» Task objective: Wherever a line below holds the word "this", copy that line.

» Records shown:

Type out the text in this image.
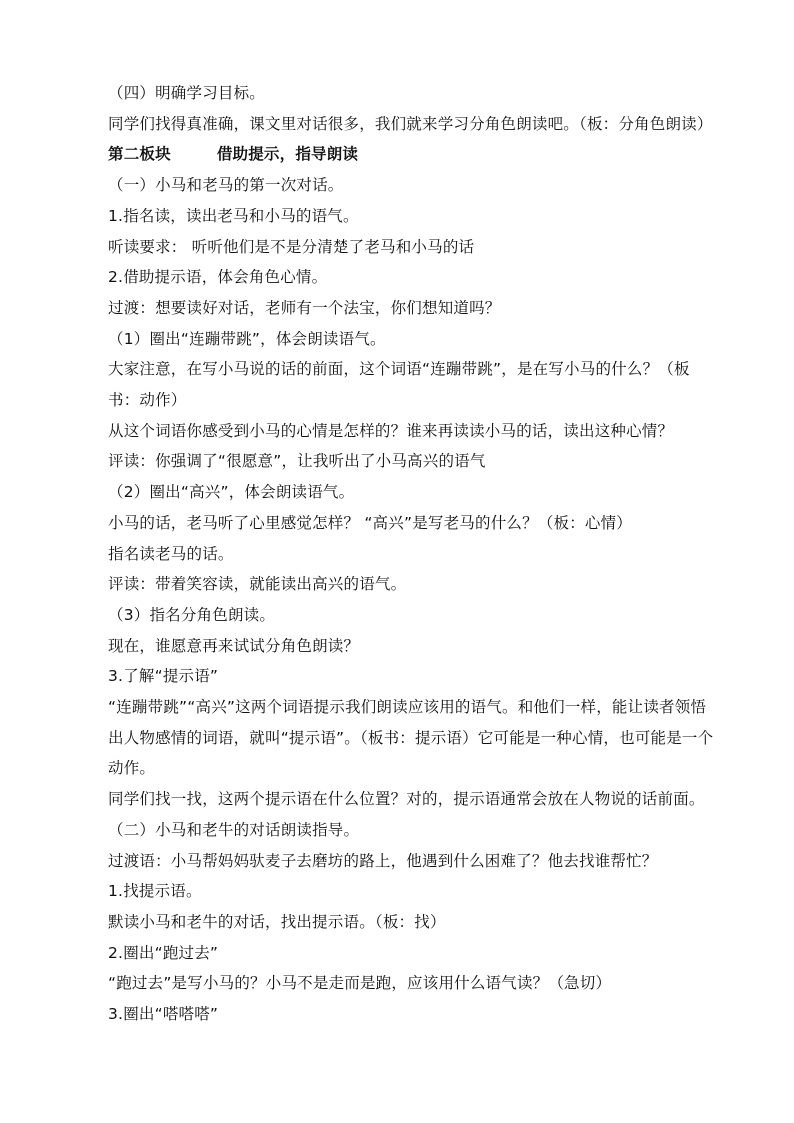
（四）明确学习目标。
同学们找得真准确，课文里对话很多，我们就来学习分角色朗读吧。（板：分角色朗读）
第二板块	借助提示，指导朗读
（一）小马和老马的第一次对话。
1.指名读，读出老马和小马的语气。
听读要求： 听听他们是不是分清楚了老马和小马的话
2.借助提示语，体会角色心情。
过渡：想要读好对话，老师有一个法宝，你们想知道吗？
（1）圈出“连蹦带跳”，体会朗读语气。
大家注意，在写小马说的话的前面，这个词语“连蹦带跳”，是在写小马的什么？（板书：动作）
从这个词语你感受到小马的心情是怎样的？谁来再读读小马的话，读出这种心情？
评读：你强调了“很愿意”，让我听出了小马高兴的语气
（2）圈出“高兴”，体会朗读语气。
小马的话，老马听了心里感觉怎样？ “高兴”是写老马的什么？（板：心情）
指名读老马的话。
评读：带着笑容读，就能读出高兴的语气。
（3）指名分角色朗读。
现在，谁愿意再来试试分角色朗读？
3.了解“提示语”
“连蹦带跳”“高兴”这两个词语提示我们朗读应该用的语气。和他们一样，能让读者领悟出人物感情的词语，就叫“提示语”。（板书：提示语）它可能是一种心情，也可能是一个动作。
同学们找一找，这两个提示语在什么位置？对的，提示语通常会放在人物说的话前面。
（二）小马和老牛的对话朗读指导。
过渡语：小马帮妈妈驮麦子去磨坊的路上，他遇到什么困难了？他去找谁帮忙？
1.找提示语。
默读小马和老牛的对话，找出提示语。（板：找）
2.圈出“跑过去”
“跑过去”是写小马的？小马不是走而是跑，应该用什么语气读？（急切）
3.圈出“嗒嗒嗒”
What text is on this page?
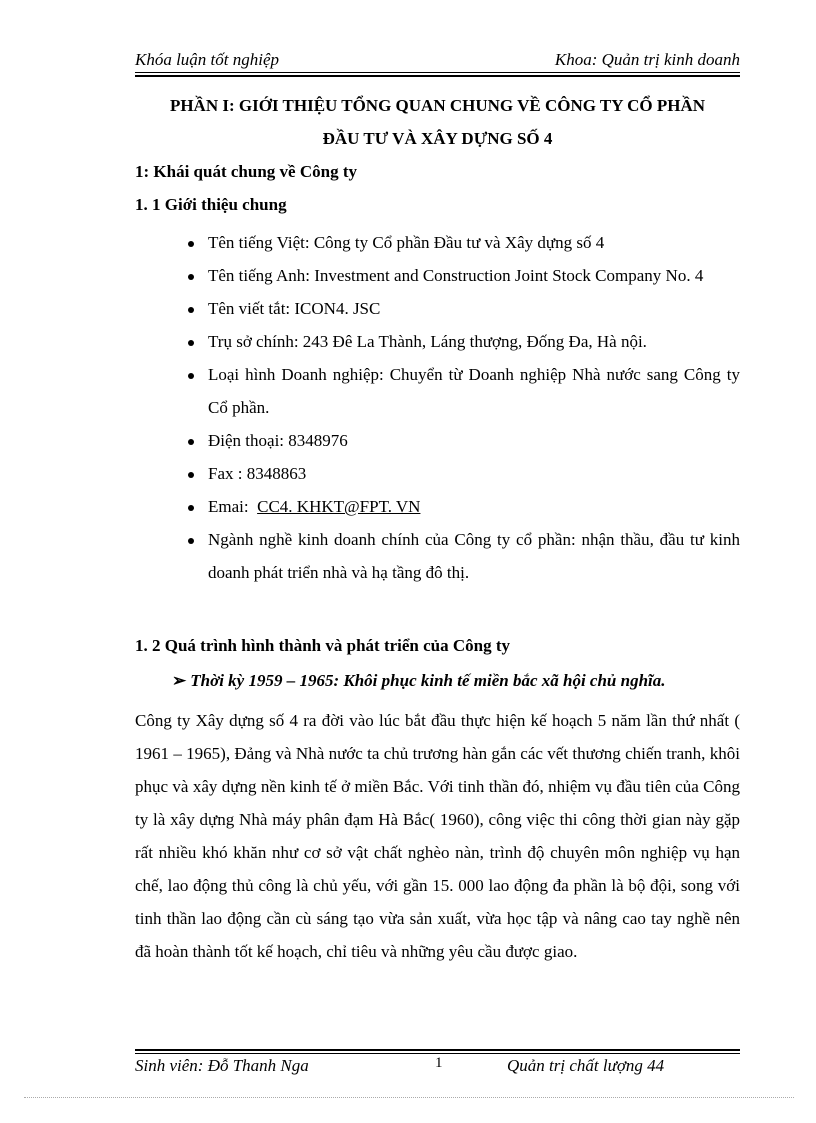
Khóa luận tốt nghiệp	Khoa: Quản trị kinh doanh
PHẦN I: GIỚI THIỆU TỔNG QUAN CHUNG VỀ CÔNG TY CỔ PHẦN
ĐẦU TƯ VÀ XÂY DỰNG SỐ 4
1: Khái quát chung về Công ty
1. 1 Giới thiệu chung
Tên tiếng Việt: Công ty Cổ phần Đầu tư và Xây dựng số 4
Tên tiếng Anh: Investment and Construction Joint Stock Company No. 4
Tên viết tắt: ICON4. JSC
Trụ sở chính: 243 Đê La Thành, Láng thượng, Đống Đa, Hà nội.
Loại hình Doanh nghiệp: Chuyển từ Doanh nghiệp Nhà nước sang Công ty Cổ phần.
Điện thoại: 8348976
Fax : 8348863
Emai: CC4. KHKT@FPT. VN
Ngành nghề kinh doanh chính của Công ty cổ phần: nhận thầu, đầu tư kinh doanh phát triển nhà và hạ tầng đô thị.
1. 2 Quá trình hình thành và phát triển của Công ty
➢ Thời kỳ 1959 – 1965: Khôi phục kinh tế miền bắc xã hội chủ nghĩa.
Công ty Xây dựng số 4 ra đời vào lúc bắt đầu thực hiện kế hoạch 5 năm lần thứ nhất ( 1961 – 1965), Đảng và Nhà nước ta chủ trương hàn gắn các vết thương chiến tranh, khôi phục và xây dựng nền kinh tế ở miền Bắc. Với tinh thần đó, nhiệm vụ đầu tiên của Công ty là xây dựng Nhà máy phân đạm Hà Bắc( 1960), công việc thi công thời gian này gặp rất nhiều khó khăn như cơ sở vật chất nghèo nàn, trình độ chuyên môn nghiệp vụ hạn chế, lao động thủ công là chủ yếu, với gần 15. 000 lao động đa phần là bộ đội, song với tinh thần lao động cần cù sáng tạo vừa sản xuất, vừa học tập và nâng cao tay nghề nên đã hoàn thành tốt kế hoạch, chỉ tiêu và những yêu cầu được giao.
Sinh viên: Đỗ Thanh Nga	1	Quản trị chất lượng 44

» Worked answer:
Type out the text in this image.
What text is on this page?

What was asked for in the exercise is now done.